(What you need to do)
Look through the lines and report how many include the word "date", giving nothing but the number.

(Data records)
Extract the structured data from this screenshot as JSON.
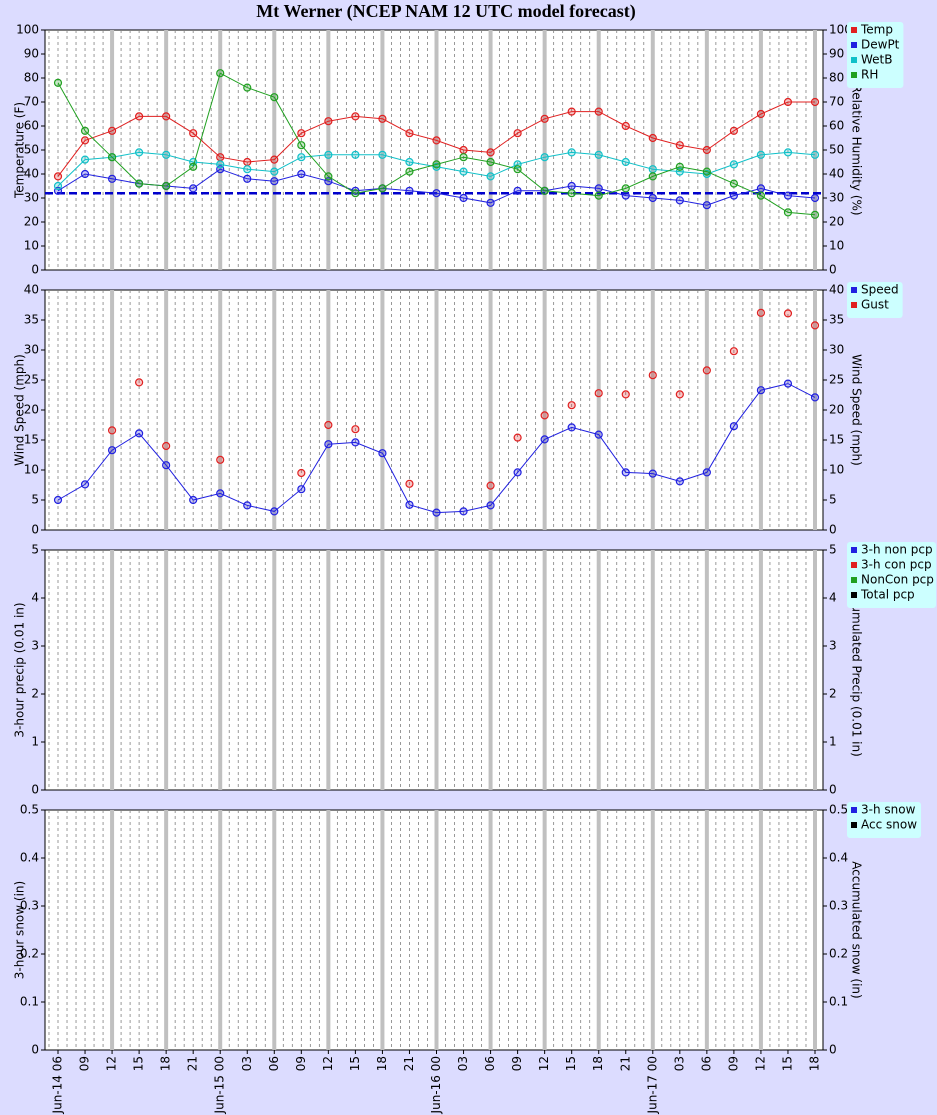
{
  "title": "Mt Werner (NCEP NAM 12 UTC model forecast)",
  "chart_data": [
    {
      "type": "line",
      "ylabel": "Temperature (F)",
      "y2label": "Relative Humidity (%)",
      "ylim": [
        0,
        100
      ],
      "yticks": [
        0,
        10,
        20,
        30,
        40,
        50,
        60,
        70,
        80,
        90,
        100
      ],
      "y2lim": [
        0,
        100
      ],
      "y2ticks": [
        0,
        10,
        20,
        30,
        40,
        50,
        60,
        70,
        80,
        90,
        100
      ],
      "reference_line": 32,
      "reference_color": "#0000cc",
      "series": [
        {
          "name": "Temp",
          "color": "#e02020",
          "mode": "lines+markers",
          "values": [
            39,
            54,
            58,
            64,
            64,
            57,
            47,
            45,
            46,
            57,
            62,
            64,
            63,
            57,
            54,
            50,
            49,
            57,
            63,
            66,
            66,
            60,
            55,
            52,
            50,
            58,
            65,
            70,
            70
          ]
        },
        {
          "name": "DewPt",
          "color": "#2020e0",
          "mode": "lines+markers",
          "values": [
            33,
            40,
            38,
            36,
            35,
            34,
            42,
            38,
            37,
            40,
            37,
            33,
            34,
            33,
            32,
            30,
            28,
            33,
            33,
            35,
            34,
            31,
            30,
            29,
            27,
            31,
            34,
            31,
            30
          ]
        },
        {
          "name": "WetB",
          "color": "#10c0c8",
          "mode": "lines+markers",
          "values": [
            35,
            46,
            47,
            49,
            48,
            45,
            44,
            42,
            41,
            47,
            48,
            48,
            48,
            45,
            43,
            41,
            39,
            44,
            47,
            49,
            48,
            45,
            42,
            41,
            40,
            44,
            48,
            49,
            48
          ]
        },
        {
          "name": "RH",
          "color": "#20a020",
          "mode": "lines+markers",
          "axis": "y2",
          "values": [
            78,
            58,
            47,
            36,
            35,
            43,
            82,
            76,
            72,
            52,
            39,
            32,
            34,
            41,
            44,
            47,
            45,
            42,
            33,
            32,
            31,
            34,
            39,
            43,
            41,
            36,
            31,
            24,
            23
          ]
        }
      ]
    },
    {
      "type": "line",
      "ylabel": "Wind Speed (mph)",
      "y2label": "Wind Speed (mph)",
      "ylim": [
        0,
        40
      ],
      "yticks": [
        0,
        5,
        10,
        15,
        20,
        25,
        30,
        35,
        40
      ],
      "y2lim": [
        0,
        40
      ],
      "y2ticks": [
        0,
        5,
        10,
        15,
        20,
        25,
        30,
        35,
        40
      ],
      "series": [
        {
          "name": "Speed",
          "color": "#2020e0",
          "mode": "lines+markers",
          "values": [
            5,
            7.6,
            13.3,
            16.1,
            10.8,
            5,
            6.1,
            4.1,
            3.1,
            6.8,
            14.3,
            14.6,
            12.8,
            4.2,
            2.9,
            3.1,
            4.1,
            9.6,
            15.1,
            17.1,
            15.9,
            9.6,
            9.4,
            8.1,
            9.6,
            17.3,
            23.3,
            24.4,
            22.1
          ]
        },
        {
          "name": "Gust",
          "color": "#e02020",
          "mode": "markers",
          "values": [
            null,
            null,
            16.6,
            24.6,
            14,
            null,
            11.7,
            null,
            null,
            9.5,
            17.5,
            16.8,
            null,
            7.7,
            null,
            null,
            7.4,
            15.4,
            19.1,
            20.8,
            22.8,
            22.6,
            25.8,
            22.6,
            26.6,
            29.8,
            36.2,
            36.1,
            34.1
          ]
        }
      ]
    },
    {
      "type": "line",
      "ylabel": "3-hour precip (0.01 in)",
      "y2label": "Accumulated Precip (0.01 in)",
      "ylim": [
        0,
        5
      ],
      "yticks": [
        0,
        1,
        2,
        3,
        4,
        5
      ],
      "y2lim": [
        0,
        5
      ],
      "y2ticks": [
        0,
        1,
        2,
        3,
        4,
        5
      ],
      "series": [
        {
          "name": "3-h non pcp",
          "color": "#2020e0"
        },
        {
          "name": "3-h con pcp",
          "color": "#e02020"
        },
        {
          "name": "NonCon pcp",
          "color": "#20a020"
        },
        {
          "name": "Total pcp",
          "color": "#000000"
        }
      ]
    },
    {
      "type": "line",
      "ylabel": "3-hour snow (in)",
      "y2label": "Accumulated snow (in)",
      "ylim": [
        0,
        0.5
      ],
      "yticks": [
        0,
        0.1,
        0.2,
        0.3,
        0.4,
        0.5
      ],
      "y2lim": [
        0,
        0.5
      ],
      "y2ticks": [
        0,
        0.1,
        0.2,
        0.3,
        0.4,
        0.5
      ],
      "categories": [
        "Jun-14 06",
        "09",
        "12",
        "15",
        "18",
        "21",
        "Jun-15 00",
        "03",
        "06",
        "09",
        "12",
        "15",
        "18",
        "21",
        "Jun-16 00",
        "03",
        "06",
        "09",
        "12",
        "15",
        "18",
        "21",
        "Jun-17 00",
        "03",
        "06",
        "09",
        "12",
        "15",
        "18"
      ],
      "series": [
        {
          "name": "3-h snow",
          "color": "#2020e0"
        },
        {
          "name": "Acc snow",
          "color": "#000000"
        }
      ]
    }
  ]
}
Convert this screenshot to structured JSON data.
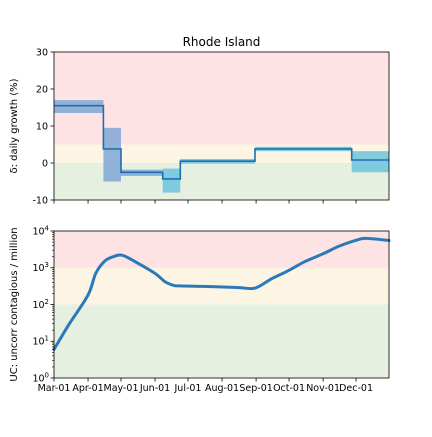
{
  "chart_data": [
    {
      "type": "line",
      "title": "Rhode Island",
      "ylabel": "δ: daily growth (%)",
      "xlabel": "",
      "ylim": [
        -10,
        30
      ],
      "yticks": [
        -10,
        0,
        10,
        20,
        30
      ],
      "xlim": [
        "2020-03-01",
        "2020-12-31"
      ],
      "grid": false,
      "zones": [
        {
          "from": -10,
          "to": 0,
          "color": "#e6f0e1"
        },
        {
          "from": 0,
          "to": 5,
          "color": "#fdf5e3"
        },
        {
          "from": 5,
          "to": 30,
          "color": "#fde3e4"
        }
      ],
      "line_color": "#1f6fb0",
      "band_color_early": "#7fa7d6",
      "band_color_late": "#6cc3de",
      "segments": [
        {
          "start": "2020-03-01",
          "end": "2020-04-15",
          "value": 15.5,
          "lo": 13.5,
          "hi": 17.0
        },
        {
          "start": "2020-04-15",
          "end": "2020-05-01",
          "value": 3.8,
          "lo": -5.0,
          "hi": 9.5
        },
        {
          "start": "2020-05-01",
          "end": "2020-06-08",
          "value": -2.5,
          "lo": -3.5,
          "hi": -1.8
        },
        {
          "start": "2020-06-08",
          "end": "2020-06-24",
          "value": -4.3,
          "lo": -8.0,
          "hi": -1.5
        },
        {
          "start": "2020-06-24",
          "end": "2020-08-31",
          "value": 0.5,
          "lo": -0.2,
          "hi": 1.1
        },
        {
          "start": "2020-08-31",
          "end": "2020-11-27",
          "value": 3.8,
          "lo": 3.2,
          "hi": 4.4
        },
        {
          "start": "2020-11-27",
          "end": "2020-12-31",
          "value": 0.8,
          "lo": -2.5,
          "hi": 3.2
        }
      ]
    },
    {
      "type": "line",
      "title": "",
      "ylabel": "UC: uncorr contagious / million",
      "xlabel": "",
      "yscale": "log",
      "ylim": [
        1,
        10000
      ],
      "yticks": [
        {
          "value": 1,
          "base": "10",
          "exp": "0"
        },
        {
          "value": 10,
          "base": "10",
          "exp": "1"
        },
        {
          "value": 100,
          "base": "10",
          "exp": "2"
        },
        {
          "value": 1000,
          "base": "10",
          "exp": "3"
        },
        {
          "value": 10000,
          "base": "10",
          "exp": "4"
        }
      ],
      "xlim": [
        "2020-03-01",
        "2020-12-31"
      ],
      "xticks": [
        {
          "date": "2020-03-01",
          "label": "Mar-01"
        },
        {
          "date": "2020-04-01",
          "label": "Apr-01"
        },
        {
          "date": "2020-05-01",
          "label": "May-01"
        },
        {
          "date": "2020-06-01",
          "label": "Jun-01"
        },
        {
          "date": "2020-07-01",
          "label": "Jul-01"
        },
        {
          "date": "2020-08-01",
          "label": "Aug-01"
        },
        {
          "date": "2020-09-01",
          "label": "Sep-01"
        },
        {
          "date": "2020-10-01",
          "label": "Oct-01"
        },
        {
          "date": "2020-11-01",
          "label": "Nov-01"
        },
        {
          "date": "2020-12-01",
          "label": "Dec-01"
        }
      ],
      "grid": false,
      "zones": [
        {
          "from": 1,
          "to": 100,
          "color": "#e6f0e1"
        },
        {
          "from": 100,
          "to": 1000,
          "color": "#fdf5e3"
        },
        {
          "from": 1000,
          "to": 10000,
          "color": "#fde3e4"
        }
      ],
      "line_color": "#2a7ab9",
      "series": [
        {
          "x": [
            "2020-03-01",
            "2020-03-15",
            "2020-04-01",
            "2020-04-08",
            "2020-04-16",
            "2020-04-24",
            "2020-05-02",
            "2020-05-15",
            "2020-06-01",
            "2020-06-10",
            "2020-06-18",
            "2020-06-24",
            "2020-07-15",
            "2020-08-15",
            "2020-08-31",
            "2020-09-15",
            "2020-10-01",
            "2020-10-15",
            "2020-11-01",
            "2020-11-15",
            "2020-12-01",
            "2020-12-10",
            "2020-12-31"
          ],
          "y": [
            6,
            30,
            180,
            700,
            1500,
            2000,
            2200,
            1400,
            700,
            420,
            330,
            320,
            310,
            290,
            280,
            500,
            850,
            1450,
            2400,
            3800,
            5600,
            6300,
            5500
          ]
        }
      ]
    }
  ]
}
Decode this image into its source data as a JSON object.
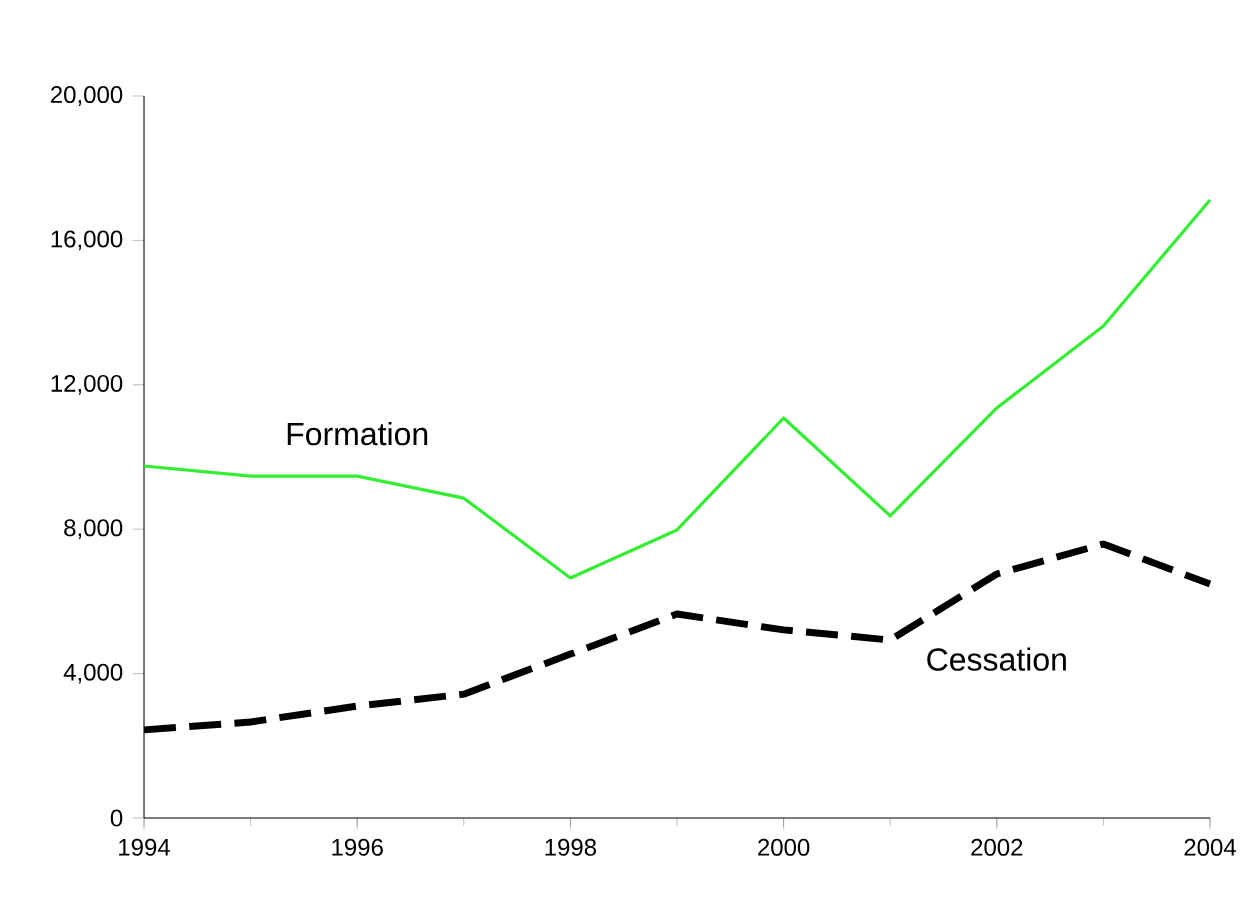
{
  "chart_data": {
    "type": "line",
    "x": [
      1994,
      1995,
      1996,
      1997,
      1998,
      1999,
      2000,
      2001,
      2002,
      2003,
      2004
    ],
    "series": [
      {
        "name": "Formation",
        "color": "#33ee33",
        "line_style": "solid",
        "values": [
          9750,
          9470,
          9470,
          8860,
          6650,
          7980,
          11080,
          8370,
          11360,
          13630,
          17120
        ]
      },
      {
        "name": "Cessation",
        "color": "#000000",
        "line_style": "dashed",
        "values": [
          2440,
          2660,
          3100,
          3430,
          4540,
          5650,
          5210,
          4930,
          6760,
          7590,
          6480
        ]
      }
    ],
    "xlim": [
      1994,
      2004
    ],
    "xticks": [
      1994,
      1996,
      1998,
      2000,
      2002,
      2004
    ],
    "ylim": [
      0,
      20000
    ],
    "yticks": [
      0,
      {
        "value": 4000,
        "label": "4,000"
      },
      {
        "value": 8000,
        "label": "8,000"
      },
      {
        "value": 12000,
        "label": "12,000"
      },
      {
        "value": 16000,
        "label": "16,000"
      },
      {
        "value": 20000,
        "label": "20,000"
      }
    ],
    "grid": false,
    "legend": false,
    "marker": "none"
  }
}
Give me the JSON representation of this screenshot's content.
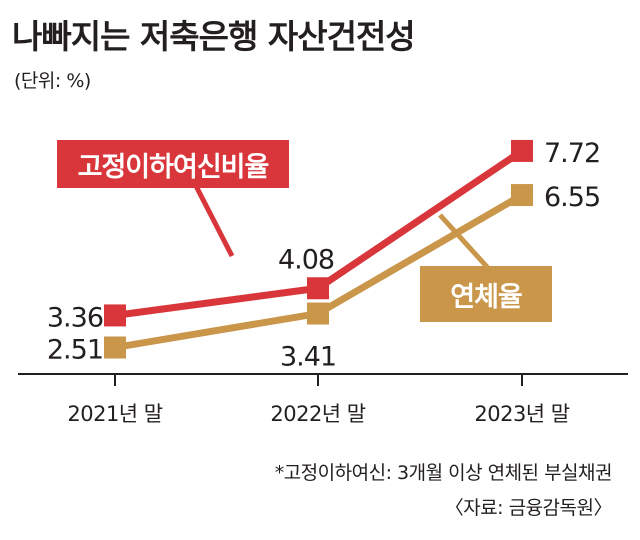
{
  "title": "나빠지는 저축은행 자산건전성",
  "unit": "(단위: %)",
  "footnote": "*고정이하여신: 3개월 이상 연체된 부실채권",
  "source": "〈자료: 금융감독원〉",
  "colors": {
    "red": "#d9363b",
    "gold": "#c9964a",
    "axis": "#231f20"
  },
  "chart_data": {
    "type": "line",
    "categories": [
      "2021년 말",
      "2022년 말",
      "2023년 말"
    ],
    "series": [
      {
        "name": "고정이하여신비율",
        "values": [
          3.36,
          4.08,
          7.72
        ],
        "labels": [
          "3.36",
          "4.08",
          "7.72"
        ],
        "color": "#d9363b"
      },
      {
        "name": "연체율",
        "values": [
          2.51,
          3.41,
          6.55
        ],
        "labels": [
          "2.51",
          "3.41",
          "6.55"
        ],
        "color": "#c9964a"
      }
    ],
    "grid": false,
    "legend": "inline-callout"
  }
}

(Result of this task)
10